Restate all the material verbatim, except for the pictures.

BEGIN Material supplied

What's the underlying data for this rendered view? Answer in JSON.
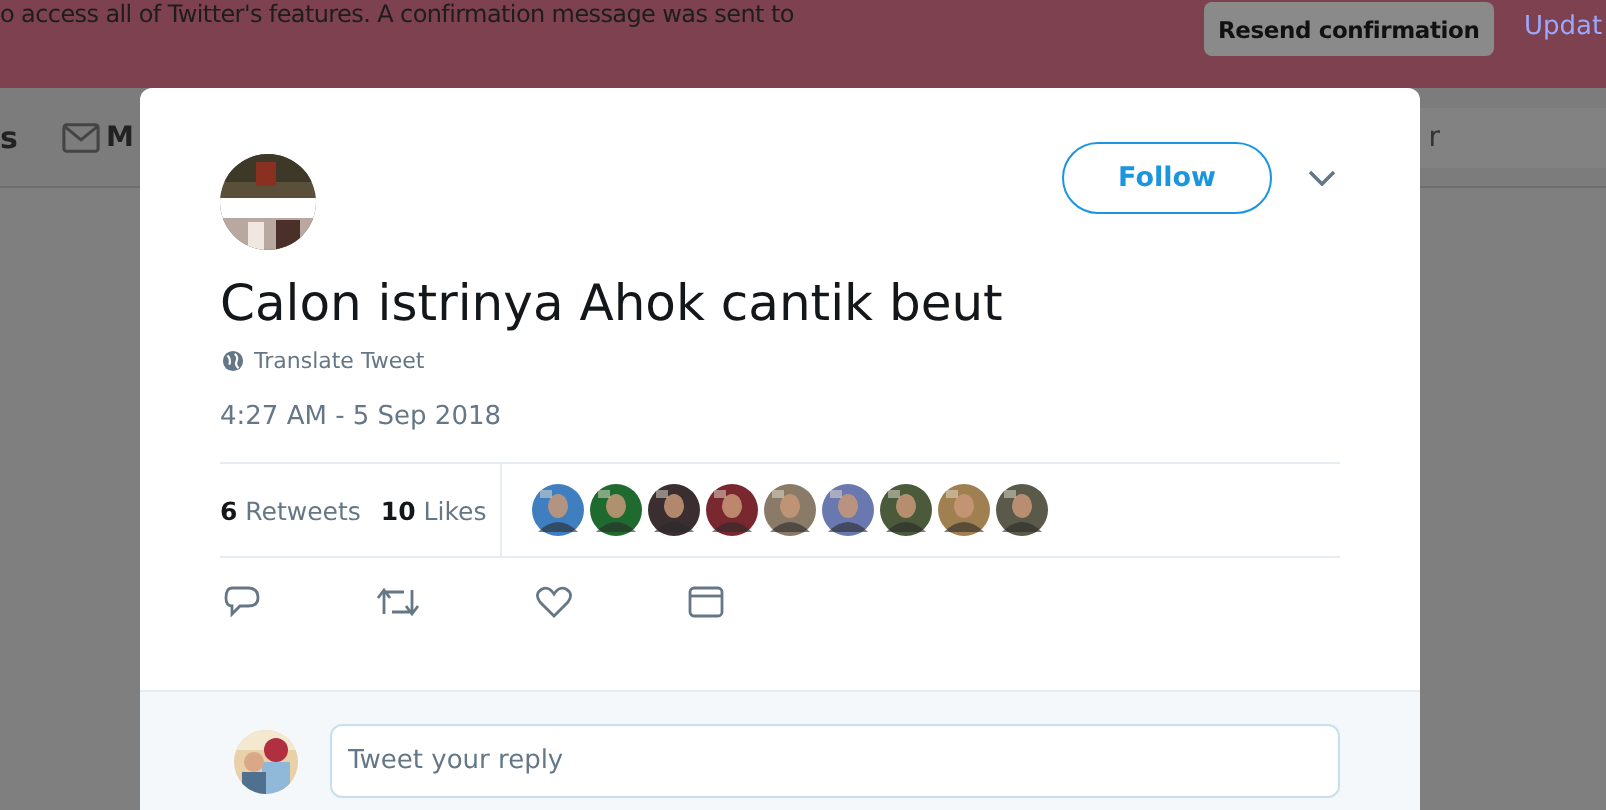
{
  "banner": {
    "message": "o access all of Twitter's features. A confirmation message was sent to",
    "button": "Resend confirmation",
    "link": "Updat"
  },
  "nav": {
    "left_text": "s",
    "messages_label": "M",
    "right_text": "r"
  },
  "tweet": {
    "follow_button": "Follow",
    "text": "Calon istrinya Ahok cantik beut",
    "translate": "Translate Tweet",
    "timestamp": "4:27 AM - 5 Sep 2018",
    "stats": [
      {
        "count": "6",
        "label": "Retweets"
      },
      {
        "count": "10",
        "label": "Likes"
      }
    ]
  },
  "reply": {
    "placeholder": "Tweet your reply"
  }
}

END Material supplied

▸ Response below:
What's the underlying data for this rendered view? Answer in JSON.
{
  "banner": {
    "message": "o access all of Twitter's features. A confirmation message was sent to",
    "button": "Resend confirmation",
    "link": "Updat"
  },
  "nav": {
    "left_text": "s",
    "messages_label": "M",
    "right_text": "r"
  },
  "tweet": {
    "follow_button": "Follow",
    "text": "Calon istrinya Ahok cantik beut",
    "translate": "Translate Tweet",
    "timestamp": "4:27 AM - 5 Sep 2018",
    "stats": [
      {
        "count": "6",
        "label": "Retweets"
      },
      {
        "count": "10",
        "label": "Likes"
      }
    ]
  },
  "reply": {
    "placeholder": "Tweet your reply"
  }
}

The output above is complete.